Roadmap to Space Settlement 2014 International Student Art Contest

Space Colony at L5 Lagrange Point painting by Rick Guidice
Space Colony at L5 Lagrange Point painting by Rick Guidice

The National Space Society (NSS) has announced its Roadmap to Space Settlement 2014 International Student Art Contest. The objective of this art contest is to get students creating space art that can be used to illustrate Milestones to Space Settlement: An NSS Roadmap, a strategic space development planning document that was created to clearly illustrate a path forward in the quest to create a spacefaring civilization.

The artistic theme for this contest is the realistic depiction of either an asteroid settlement or a space settlement that is under construction. With respect to asteroid settlements, asteroids are potentially valuable resources due to their composition. The presence of natural resources combined with a low gravity environment makes them an ideal location for mining operations. Unfortunately there has been very little asteroid settlement art created to date.

### Action item A
In the paragraph of the art contest text that begins "The artistic theme," list every sentence that contains the word "asteroid" or "asteroids."
### Action item B
Render this sentence from the art contest text in Spanish: "The artistic theme for this contest is the realistic depiction of either an asteroid settlement or a space settlement that is under construction."
### Action item C
From the art contest text, extract the passage starting at "The National Space" and ending at "a spacefaring civilization.".

### Recorded data
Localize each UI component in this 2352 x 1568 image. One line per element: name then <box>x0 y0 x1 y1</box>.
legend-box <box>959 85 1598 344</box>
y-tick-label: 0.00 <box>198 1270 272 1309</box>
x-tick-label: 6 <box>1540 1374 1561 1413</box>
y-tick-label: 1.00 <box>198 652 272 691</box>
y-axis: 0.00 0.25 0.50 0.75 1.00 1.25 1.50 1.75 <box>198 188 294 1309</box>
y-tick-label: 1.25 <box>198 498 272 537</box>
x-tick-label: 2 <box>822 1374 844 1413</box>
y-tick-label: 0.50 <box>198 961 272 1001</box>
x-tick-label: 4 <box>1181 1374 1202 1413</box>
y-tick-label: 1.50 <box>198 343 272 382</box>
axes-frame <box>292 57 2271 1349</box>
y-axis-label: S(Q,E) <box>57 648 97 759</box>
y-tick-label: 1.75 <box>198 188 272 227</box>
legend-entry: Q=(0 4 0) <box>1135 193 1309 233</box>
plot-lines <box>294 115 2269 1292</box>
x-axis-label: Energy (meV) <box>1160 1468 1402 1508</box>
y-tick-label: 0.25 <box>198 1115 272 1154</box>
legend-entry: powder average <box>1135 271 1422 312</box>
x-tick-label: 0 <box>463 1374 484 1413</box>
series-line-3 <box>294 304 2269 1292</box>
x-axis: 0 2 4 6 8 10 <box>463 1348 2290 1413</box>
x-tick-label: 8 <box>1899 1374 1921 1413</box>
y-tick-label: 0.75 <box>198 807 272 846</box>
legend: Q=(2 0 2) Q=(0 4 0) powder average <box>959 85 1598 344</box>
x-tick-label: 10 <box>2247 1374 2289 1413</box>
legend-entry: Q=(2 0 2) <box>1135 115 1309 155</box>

### Result A
- The artistic theme for this contest is the realistic depiction of either an asteroid settlement or a space settlement that is under construction.
- With respect to asteroid settlements, asteroids are potentially valuable resources due to their composition.
- Unfortunately there has been very little asteroid settlement art created to date.

### Result B
El tema artístico de este concurso es la representación realista de un asentamiento en un asteroide o de un asentamiento espacial en construcción.

### Result C
The National Space Society (NSS) has announced its Roadmap to Space Settlement 2014 International Student Art Contest. The objective of this art contest is to get students creating space art that can be used to illustrate Milestones to Space Settlement: An NSS Roadmap, a strategic space development planning document that was created to clearly illustrate a path forward in the quest to create a spacefaring civilization.